▶ [Objective]: Extract, from the records beneath this instruction, each line that contains the word "Frederico".

_____

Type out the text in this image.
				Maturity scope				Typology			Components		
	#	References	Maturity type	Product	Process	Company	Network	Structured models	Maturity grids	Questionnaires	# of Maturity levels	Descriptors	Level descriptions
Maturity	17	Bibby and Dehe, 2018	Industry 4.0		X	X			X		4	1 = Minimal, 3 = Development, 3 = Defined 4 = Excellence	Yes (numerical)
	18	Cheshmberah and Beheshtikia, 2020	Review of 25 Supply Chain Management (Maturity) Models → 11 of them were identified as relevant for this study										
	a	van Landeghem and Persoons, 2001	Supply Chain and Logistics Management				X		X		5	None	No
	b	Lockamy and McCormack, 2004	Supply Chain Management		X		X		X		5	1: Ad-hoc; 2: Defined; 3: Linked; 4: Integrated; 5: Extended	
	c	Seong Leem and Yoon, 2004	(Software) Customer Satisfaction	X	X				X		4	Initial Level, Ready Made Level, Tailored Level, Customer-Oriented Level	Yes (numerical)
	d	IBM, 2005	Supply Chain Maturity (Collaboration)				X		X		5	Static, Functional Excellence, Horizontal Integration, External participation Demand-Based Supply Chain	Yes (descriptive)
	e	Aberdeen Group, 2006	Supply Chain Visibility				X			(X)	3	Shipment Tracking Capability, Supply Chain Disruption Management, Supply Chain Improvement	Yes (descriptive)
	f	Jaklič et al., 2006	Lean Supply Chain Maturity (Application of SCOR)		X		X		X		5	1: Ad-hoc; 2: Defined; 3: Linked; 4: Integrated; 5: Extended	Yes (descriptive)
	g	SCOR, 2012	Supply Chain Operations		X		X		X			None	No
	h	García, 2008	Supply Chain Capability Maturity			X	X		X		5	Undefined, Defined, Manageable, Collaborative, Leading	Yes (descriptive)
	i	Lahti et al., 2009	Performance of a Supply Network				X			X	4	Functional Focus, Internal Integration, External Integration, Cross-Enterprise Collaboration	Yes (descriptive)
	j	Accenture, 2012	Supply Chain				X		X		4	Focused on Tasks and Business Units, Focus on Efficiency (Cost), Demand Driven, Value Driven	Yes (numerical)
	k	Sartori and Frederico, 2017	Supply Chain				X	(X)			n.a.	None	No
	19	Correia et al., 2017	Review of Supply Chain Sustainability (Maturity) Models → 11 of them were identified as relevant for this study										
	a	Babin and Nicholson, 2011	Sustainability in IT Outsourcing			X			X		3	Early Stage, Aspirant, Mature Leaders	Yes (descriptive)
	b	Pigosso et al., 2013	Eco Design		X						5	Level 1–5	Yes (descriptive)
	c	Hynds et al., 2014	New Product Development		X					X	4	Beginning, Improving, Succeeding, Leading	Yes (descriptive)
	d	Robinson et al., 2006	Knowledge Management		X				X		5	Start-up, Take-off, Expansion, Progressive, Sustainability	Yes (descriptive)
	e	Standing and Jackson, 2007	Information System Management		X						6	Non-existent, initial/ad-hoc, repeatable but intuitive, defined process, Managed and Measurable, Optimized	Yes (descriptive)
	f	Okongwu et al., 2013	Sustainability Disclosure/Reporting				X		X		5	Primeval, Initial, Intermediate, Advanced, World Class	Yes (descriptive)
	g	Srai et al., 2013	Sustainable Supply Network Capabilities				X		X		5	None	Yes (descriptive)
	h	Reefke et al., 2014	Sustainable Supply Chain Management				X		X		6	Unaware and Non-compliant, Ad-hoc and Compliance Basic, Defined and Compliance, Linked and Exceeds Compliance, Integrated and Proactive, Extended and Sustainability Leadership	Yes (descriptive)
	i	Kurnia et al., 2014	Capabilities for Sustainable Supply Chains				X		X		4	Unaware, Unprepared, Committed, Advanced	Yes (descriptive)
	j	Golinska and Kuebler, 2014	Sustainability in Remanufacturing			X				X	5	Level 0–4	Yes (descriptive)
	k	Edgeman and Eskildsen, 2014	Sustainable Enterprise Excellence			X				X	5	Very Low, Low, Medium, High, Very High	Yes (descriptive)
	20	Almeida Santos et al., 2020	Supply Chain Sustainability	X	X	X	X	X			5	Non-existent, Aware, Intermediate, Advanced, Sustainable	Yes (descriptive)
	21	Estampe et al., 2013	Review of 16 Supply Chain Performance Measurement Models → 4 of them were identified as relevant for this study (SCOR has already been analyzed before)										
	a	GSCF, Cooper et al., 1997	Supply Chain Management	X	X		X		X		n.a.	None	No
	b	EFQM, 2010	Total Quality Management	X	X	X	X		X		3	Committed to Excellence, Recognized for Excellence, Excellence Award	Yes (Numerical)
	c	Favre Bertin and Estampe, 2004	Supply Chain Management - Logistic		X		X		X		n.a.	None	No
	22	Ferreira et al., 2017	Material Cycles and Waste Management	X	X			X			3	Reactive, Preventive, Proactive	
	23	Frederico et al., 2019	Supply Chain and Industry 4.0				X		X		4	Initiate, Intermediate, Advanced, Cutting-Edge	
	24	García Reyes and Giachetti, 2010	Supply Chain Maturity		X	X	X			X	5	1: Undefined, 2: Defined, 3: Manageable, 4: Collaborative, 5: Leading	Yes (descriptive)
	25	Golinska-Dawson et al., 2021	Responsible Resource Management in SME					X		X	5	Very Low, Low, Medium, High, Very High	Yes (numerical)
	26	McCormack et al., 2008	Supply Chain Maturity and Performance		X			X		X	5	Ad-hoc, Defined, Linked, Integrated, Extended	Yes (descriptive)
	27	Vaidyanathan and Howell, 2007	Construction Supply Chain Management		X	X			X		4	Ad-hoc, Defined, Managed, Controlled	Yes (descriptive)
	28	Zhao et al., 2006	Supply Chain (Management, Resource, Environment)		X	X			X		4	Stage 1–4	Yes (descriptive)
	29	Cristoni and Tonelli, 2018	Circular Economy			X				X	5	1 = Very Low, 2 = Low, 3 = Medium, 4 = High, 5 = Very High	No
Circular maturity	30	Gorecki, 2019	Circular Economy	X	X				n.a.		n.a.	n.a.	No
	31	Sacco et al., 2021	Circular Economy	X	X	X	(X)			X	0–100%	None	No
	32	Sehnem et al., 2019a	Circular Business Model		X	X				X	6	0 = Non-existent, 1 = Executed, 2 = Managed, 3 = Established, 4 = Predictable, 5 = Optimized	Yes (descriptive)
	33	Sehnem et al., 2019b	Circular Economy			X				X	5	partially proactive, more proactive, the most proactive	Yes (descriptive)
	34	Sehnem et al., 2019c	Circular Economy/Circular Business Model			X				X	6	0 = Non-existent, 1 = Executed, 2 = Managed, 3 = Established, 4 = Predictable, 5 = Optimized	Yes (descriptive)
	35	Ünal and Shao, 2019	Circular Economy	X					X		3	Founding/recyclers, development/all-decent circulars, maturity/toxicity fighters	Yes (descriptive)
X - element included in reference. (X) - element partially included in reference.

_____

▶ [Solution for this problem]:
	k	Sartori and Frederico, 2017	Supply Chain				X	(X)			n.a.	None	No
	23	Frederico et al., 2019	Supply Chain and Industry 4.0				X		X		4	Initiate, Intermediate, Advanced, Cutting-Edge	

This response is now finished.